Task brief => Each line of the material must be returned exactly.

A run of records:
────────────────────

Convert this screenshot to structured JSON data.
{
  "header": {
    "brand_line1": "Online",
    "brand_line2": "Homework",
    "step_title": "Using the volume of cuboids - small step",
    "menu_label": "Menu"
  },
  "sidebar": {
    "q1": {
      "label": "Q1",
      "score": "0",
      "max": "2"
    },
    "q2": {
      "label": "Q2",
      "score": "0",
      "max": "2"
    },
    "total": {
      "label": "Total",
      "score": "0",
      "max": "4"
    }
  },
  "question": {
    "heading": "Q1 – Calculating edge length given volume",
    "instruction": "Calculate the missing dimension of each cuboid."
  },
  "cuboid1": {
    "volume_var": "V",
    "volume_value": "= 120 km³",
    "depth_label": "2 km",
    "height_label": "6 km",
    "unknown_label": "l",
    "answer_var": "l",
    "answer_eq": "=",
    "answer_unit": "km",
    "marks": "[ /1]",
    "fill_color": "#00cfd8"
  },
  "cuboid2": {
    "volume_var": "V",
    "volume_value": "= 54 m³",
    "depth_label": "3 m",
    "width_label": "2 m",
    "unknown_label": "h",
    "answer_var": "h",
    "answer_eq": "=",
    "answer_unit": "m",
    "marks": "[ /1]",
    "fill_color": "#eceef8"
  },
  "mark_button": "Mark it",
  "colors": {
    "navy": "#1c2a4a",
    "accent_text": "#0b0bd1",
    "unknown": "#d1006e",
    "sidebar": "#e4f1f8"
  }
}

────────────────────

Written solution =>
Convert this screenshot to structured JSON data.
{
  "header": {
    "brand_line1": "Online",
    "brand_line2": "Homework",
    "step_title": "Using the volume of cuboids - small step",
    "menu_label": "Menu"
  },
  "sidebar": {
    "q1": {
      "label": "Q1",
      "score": "0",
      "max": "2"
    },
    "q2": {
      "label": "Q2",
      "score": "0",
      "max": "2"
    },
    "total": {
      "label": "Total",
      "score": "0",
      "max": "4"
    }
  },
  "question": {
    "heading": "Q1 – Calculating edge length given volume",
    "instruction": "Calculate the missing dimension of each cuboid."
  },
  "cuboid1": {
    "volume_var": "V",
    "volume_value": "= 120 km³",
    "depth_label": "2 km",
    "height_label": "6 km",
    "unknown_label": "l",
    "answer_var": "l",
    "answer_eq": "=",
    "answer_unit": "km",
    "marks": "[ /1]",
    "fill_color": "#00cfd8"
  },
  "cuboid2": {
    "volume_var": "V",
    "volume_value": "= 54 m³",
    "depth_label": "3 m",
    "width_label": "2 m",
    "unknown_label": "h",
    "answer_var": "h",
    "answer_eq": "=",
    "answer_unit": "m",
    "marks": "[ /1]",
    "fill_color": "#eceef8"
  },
  "mark_button": "Mark it",
  "colors": {
    "navy": "#1c2a4a",
    "accent_text": "#0b0bd1",
    "unknown": "#d1006e",
    "sidebar": "#e4f1f8"
  }
}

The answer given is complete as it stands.